» **The problem**: Determine how many lines contain the string "JSON", then reply with that figure only.

--------

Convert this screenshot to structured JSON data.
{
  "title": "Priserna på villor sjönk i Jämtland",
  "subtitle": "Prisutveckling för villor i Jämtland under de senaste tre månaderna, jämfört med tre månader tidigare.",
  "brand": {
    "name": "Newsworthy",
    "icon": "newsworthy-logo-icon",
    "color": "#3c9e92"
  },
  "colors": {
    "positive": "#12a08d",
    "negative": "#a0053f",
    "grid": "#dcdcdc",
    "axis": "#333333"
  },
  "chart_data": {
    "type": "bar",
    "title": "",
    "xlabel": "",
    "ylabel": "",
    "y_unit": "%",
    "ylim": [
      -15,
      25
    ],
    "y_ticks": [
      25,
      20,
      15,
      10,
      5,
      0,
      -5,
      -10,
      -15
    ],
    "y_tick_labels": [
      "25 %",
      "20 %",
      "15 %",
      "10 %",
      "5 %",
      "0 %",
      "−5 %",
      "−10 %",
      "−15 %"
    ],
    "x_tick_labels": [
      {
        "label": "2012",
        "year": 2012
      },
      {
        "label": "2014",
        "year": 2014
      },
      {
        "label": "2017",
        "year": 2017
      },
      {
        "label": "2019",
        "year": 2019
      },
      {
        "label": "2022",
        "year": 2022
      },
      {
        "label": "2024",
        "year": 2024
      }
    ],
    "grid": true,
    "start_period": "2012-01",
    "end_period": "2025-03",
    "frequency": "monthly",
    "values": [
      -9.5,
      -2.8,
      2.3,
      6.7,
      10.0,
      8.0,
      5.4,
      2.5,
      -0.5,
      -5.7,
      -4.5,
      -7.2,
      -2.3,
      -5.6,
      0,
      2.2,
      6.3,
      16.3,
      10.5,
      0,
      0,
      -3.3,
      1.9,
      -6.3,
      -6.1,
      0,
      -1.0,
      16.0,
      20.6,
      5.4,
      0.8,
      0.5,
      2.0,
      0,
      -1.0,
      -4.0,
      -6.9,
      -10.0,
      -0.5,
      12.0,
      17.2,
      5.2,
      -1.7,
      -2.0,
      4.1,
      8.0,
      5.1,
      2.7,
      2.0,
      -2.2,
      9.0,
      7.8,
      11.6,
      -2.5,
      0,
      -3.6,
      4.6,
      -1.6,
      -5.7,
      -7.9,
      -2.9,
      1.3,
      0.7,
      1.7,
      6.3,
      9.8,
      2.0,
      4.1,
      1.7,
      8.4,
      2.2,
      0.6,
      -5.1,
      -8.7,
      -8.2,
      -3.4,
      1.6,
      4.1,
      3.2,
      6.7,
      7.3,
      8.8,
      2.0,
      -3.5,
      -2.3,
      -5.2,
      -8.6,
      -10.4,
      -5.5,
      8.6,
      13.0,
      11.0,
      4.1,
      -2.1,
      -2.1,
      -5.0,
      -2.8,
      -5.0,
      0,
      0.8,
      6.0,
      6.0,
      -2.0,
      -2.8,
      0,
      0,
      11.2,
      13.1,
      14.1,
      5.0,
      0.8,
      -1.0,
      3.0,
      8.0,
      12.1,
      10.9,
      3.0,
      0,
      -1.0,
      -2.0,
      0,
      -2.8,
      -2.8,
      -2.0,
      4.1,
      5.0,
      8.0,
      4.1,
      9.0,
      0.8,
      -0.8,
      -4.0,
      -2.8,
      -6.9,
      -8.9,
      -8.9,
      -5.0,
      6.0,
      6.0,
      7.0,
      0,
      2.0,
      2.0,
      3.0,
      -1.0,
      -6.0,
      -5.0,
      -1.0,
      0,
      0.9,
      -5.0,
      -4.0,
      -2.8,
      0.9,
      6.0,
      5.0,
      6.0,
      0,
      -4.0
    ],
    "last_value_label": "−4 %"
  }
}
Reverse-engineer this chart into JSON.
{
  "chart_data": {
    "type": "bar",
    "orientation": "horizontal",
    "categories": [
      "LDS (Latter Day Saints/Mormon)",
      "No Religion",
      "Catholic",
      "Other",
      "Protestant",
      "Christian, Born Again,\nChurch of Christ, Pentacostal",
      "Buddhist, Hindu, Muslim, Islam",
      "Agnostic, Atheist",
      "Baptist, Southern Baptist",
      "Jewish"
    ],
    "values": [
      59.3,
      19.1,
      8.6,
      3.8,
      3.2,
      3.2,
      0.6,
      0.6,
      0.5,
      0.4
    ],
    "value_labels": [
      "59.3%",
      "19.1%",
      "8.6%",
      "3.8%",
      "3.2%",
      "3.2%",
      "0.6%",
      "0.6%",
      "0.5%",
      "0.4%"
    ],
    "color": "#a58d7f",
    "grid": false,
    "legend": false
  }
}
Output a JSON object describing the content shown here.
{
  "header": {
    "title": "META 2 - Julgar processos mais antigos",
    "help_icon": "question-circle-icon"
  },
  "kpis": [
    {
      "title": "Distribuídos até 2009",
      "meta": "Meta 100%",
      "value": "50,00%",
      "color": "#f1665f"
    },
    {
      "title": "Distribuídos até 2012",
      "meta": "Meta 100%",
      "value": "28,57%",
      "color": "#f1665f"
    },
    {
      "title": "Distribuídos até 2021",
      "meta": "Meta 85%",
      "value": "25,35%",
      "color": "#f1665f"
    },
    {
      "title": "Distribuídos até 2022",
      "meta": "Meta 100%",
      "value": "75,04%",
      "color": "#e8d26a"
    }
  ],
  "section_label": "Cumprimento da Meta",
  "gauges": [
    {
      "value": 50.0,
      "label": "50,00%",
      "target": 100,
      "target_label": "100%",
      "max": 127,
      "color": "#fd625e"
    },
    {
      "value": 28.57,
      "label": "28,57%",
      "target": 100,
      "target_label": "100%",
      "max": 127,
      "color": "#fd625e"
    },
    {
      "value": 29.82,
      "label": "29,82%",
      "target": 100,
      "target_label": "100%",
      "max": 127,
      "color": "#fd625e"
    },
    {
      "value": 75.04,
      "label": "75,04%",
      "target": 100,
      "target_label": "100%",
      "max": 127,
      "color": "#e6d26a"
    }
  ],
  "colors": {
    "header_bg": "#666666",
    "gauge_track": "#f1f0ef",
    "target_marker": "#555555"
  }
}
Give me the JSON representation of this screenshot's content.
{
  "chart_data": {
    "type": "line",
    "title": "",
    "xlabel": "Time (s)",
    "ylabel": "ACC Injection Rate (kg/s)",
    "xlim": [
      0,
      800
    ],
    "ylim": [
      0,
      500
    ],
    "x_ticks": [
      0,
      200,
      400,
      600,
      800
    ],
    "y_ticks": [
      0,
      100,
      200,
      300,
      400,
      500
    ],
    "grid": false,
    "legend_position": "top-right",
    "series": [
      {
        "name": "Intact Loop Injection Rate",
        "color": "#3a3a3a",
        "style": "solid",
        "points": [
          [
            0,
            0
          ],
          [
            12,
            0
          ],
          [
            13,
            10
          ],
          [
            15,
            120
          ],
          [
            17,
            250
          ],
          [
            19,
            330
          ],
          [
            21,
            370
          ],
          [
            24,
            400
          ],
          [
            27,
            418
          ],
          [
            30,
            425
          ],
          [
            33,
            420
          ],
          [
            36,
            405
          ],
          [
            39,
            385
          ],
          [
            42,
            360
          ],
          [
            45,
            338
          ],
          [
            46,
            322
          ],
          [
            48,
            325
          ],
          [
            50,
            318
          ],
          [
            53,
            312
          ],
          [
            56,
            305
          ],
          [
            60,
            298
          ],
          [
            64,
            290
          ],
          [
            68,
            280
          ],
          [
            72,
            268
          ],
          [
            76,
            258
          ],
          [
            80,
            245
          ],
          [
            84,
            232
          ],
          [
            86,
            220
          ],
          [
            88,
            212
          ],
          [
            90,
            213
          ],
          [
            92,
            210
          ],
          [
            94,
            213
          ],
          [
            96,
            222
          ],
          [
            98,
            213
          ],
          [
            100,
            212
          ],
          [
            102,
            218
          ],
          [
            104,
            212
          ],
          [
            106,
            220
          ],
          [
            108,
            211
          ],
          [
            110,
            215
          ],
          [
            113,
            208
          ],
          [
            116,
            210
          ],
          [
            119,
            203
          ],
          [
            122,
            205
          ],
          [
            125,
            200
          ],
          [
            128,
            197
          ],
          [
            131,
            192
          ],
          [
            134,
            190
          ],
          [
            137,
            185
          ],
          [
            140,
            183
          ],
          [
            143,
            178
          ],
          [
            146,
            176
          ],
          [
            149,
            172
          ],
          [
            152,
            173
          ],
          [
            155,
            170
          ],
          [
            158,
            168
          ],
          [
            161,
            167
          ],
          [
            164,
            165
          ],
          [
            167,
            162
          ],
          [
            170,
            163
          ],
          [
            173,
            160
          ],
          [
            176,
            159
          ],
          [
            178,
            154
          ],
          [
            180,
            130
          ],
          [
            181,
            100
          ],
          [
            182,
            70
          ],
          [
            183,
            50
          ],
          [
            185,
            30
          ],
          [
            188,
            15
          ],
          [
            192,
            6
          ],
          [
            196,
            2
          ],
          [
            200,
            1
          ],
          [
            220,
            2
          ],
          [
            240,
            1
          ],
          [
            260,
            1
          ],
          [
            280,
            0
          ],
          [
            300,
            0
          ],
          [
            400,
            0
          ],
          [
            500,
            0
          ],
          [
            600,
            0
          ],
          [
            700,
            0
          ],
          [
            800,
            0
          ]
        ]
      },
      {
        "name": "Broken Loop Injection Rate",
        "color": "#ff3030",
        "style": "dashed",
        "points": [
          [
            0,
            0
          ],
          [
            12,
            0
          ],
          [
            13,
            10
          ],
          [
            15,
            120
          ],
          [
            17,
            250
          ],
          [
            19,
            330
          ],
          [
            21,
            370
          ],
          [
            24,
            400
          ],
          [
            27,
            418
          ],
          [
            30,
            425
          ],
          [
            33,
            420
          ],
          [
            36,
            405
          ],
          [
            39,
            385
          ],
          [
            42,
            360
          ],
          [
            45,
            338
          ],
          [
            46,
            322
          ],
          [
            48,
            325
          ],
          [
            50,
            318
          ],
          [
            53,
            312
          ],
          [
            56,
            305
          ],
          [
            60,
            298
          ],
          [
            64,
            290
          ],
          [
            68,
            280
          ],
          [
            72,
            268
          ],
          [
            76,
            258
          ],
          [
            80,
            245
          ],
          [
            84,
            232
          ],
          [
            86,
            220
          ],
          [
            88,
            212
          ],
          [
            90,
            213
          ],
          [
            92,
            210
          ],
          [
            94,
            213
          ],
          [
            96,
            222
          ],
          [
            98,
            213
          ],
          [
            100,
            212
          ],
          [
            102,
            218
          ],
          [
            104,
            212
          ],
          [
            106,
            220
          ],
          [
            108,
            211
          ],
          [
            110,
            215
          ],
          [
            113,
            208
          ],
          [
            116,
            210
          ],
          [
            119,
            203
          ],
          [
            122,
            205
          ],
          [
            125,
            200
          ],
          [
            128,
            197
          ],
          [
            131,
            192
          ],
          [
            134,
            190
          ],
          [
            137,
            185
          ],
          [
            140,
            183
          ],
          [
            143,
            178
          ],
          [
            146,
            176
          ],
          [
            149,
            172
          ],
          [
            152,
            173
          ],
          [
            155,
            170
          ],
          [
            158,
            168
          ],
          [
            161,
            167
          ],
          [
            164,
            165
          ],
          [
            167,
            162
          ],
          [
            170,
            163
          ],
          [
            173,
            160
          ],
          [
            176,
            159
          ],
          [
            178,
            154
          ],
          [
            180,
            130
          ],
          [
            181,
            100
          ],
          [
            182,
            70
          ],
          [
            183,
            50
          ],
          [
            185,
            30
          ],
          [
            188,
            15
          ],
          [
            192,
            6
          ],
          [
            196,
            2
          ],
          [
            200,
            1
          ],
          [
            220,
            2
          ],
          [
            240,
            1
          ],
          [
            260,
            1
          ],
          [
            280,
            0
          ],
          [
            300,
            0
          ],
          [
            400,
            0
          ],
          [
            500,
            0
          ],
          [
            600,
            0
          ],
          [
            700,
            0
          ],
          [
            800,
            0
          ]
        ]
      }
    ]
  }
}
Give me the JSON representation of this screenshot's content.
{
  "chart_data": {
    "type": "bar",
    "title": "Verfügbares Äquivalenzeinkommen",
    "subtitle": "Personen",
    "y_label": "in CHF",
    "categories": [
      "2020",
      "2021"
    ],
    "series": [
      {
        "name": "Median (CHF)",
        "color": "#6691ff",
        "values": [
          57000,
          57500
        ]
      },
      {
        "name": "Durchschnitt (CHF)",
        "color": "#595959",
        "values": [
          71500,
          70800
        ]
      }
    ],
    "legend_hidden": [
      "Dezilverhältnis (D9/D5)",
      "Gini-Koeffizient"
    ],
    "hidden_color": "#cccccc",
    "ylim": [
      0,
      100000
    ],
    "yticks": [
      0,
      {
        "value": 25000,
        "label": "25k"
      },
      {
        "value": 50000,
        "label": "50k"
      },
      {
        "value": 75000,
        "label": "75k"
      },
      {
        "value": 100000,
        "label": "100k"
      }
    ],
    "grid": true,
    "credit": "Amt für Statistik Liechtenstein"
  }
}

--------

» **Reply**: 5